(Stored items from a collection)
-=-=-=-=-

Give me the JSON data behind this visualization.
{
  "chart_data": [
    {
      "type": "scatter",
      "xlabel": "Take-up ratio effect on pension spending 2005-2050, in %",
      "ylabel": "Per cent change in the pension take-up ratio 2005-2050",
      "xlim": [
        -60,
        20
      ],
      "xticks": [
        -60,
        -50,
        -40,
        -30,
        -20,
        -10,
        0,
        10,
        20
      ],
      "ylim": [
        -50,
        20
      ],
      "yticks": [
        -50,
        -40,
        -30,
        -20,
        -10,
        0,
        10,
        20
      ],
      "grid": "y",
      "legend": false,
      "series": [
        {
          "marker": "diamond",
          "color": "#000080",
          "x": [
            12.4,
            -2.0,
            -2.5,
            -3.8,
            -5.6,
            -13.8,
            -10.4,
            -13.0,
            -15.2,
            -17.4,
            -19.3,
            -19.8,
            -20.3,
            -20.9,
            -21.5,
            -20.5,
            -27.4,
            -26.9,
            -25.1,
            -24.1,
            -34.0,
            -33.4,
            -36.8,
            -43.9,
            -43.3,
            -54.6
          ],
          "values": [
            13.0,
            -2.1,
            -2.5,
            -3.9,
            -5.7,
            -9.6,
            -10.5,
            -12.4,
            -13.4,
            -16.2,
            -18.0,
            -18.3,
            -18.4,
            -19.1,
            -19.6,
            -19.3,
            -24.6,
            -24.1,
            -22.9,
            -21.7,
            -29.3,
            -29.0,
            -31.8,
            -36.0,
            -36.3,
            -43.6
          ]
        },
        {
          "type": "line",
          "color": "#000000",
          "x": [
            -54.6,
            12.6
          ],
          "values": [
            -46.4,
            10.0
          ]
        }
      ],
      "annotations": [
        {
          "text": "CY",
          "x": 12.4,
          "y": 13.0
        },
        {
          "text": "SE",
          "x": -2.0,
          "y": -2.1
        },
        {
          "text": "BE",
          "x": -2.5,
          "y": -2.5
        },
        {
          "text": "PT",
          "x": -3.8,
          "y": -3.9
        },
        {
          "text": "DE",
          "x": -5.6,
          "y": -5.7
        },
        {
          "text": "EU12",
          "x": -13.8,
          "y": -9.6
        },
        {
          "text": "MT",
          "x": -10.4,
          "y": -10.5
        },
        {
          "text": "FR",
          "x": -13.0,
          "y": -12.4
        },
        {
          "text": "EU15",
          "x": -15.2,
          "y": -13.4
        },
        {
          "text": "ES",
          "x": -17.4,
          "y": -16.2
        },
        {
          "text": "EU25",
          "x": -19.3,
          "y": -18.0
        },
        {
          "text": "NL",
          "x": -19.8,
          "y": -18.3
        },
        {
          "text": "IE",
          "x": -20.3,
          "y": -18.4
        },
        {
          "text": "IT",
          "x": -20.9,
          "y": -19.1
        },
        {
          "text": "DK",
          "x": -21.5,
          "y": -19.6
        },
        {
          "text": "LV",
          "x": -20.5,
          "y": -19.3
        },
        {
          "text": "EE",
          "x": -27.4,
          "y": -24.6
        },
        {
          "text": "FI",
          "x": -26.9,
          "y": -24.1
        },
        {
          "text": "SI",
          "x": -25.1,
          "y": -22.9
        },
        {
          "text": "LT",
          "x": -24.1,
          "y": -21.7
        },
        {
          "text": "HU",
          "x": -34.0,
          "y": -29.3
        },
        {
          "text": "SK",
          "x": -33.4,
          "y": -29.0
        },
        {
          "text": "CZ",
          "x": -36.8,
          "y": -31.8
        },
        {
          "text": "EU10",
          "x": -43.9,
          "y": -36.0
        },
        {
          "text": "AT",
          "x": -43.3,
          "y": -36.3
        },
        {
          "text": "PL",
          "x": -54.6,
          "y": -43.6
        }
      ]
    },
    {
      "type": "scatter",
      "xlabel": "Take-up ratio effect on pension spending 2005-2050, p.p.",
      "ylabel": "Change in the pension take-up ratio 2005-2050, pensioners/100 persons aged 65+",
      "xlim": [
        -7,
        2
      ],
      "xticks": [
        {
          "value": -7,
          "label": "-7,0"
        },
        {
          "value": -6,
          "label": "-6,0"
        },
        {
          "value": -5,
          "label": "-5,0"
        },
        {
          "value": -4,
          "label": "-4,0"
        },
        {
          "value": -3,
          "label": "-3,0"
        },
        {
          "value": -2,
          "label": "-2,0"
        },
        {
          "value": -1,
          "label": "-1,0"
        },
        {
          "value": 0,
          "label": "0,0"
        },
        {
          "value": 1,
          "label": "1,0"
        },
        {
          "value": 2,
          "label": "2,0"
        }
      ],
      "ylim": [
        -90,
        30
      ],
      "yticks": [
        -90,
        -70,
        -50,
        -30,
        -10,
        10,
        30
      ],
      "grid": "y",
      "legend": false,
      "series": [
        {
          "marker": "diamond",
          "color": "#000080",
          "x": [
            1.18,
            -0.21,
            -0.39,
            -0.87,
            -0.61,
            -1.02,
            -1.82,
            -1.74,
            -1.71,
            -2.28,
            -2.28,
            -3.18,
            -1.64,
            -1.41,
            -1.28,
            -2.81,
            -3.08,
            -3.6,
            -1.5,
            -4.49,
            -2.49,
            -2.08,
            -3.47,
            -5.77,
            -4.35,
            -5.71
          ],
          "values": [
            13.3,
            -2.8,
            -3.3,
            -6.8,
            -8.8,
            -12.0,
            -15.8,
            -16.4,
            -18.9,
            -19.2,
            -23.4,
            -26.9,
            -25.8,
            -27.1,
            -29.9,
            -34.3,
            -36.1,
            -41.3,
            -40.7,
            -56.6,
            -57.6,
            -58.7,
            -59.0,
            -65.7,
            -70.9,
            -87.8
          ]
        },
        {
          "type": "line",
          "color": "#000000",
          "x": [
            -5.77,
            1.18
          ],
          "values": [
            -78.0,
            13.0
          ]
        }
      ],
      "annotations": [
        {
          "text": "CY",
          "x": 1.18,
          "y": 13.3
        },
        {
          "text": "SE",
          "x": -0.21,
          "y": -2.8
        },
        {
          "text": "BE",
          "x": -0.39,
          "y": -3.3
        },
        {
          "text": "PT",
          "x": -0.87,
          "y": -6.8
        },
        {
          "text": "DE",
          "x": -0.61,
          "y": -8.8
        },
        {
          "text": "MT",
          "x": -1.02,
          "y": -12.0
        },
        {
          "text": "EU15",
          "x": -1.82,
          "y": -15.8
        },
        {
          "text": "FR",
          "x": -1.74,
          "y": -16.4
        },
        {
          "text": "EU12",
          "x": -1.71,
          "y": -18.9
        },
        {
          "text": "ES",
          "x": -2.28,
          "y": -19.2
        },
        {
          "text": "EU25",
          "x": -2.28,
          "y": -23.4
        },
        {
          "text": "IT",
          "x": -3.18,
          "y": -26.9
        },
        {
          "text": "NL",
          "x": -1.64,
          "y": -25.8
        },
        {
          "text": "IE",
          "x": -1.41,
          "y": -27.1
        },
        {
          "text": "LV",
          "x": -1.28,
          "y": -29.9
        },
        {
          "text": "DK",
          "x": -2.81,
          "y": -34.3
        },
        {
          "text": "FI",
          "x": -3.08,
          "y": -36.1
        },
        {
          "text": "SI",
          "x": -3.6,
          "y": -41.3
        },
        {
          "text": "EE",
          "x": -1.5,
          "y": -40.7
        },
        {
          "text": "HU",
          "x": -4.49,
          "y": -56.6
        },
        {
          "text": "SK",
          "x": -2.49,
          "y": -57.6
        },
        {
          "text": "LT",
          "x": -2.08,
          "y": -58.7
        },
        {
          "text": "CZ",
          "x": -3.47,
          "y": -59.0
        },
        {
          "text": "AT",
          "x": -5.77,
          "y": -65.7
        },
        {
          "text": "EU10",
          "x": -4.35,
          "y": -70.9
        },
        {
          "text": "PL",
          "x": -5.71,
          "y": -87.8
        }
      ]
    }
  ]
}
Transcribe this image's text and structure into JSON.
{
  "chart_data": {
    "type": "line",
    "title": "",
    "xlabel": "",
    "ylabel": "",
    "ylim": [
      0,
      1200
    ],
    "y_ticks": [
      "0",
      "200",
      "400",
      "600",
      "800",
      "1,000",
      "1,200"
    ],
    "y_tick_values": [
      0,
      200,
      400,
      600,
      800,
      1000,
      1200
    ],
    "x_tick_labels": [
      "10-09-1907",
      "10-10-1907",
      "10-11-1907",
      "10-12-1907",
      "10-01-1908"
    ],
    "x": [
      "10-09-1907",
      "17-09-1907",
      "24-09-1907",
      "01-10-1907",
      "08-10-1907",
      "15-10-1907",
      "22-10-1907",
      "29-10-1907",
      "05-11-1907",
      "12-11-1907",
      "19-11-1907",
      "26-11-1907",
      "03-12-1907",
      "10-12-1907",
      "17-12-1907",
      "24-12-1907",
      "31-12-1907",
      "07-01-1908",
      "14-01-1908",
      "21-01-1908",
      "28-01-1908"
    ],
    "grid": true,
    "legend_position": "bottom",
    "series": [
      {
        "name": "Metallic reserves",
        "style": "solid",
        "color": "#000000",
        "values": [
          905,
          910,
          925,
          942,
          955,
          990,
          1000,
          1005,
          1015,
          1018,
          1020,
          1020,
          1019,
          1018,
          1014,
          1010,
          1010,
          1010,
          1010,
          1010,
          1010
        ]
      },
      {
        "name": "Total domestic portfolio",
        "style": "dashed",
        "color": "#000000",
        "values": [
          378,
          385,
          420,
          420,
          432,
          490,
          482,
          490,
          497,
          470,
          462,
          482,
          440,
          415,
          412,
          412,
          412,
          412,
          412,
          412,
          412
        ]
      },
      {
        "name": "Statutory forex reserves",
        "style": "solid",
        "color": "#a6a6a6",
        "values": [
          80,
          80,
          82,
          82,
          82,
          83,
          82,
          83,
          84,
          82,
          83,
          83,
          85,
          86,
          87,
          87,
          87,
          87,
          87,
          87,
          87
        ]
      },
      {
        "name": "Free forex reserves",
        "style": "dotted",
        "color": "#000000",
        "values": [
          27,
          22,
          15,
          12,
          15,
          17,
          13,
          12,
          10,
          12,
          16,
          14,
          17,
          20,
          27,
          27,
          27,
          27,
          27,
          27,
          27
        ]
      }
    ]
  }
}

-=-=-=-=-

(Work to complete): Your answer should be only a number: how many lines of the data above contain the string "JSON"?

(Expected answer): 2